GOAL:
Every line below must be reproduced exactly. Copy them all.

=== GIVEN RECORDS ===

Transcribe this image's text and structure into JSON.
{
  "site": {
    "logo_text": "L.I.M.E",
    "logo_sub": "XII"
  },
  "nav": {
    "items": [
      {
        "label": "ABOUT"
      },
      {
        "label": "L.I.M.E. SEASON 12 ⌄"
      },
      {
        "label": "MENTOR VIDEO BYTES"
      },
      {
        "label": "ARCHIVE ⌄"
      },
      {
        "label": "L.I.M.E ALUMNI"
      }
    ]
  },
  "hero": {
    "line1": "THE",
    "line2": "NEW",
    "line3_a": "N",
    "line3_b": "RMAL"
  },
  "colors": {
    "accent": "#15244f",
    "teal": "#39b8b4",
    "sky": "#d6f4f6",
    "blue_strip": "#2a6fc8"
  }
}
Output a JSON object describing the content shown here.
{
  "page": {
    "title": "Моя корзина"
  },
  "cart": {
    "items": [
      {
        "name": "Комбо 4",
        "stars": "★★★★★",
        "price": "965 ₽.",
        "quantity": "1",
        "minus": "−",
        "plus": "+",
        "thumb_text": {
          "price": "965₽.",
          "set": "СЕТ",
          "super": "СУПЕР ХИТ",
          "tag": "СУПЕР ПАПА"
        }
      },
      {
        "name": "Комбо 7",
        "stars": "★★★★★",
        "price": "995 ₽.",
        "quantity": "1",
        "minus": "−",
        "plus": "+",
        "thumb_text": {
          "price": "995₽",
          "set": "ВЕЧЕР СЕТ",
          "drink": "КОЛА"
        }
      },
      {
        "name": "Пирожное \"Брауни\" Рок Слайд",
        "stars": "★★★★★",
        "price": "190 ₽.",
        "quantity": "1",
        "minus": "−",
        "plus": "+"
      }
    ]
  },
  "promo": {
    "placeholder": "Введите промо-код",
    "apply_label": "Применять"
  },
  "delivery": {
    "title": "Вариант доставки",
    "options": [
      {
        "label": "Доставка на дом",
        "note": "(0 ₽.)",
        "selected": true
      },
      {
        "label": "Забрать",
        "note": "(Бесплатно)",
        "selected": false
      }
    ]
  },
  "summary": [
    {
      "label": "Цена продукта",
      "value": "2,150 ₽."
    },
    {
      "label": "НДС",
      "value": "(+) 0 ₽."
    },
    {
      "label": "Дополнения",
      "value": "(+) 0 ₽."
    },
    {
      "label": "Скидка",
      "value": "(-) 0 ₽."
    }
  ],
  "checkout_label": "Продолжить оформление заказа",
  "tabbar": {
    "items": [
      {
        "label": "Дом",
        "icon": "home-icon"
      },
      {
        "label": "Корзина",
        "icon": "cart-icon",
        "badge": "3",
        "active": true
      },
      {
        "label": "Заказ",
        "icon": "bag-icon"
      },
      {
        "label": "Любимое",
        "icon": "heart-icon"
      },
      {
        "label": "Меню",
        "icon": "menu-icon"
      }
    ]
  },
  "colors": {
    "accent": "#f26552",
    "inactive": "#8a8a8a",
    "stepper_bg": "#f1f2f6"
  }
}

===

RESPONSE TO THE TASK:
Transcribe this image's text and structure into JSON.
{
  "site": {
    "logo_text": "L.I.M.E",
    "logo_sub": "XII"
  },
  "nav": {
    "items": [
      {
        "label": "ABOUT"
      },
      {
        "label": "L.I.M.E. SEASON 12 ⌄"
      },
      {
        "label": "MENTOR VIDEO BYTES"
      },
      {
        "label": "ARCHIVE ⌄"
      },
      {
        "label": "L.I.M.E ALUMNI"
      }
    ]
  },
  "hero": {
    "line1": "THE",
    "line2": "NEW",
    "line3_a": "N",
    "line3_b": "RMAL"
  },
  "colors": {
    "accent": "#15244f",
    "teal": "#39b8b4",
    "sky": "#d6f4f6",
    "blue_strip": "#2a6fc8"
  }
}
Output a JSON object describing the content shown here.
{
  "page": {
    "title": "Моя корзина"
  },
  "cart": {
    "items": [
      {
        "name": "Комбо 4",
        "stars": "★★★★★",
        "price": "965 ₽.",
        "quantity": "1",
        "minus": "−",
        "plus": "+",
        "thumb_text": {
          "price": "965₽.",
          "set": "СЕТ",
          "super": "СУПЕР ХИТ",
          "tag": "СУПЕР ПАПА"
        }
      },
      {
        "name": "Комбо 7",
        "stars": "★★★★★",
        "price": "995 ₽.",
        "quantity": "1",
        "minus": "−",
        "plus": "+",
        "thumb_text": {
          "price": "995₽",
          "set": "ВЕЧЕР СЕТ",
          "drink": "КОЛА"
        }
      },
      {
        "name": "Пирожное \"Брауни\" Рок Слайд",
        "stars": "★★★★★",
        "price": "190 ₽.",
        "quantity": "1",
        "minus": "−",
        "plus": "+"
      }
    ]
  },
  "promo": {
    "placeholder": "Введите промо-код",
    "apply_label": "Применять"
  },
  "delivery": {
    "title": "Вариант доставки",
    "options": [
      {
        "label": "Доставка на дом",
        "note": "(0 ₽.)",
        "selected": true
      },
      {
        "label": "Забрать",
        "note": "(Бесплатно)",
        "selected": false
      }
    ]
  },
  "summary": [
    {
      "label": "Цена продукта",
      "value": "2,150 ₽."
    },
    {
      "label": "НДС",
      "value": "(+) 0 ₽."
    },
    {
      "label": "Дополнения",
      "value": "(+) 0 ₽."
    },
    {
      "label": "Скидка",
      "value": "(-) 0 ₽."
    }
  ],
  "checkout_label": "Продолжить оформление заказа",
  "tabbar": {
    "items": [
      {
        "label": "Дом",
        "icon": "home-icon"
      },
      {
        "label": "Корзина",
        "icon": "cart-icon",
        "badge": "3",
        "active": true
      },
      {
        "label": "Заказ",
        "icon": "bag-icon"
      },
      {
        "label": "Любимое",
        "icon": "heart-icon"
      },
      {
        "label": "Меню",
        "icon": "menu-icon"
      }
    ]
  },
  "colors": {
    "accent": "#f26552",
    "inactive": "#8a8a8a",
    "stepper_bg": "#f1f2f6"
  }
}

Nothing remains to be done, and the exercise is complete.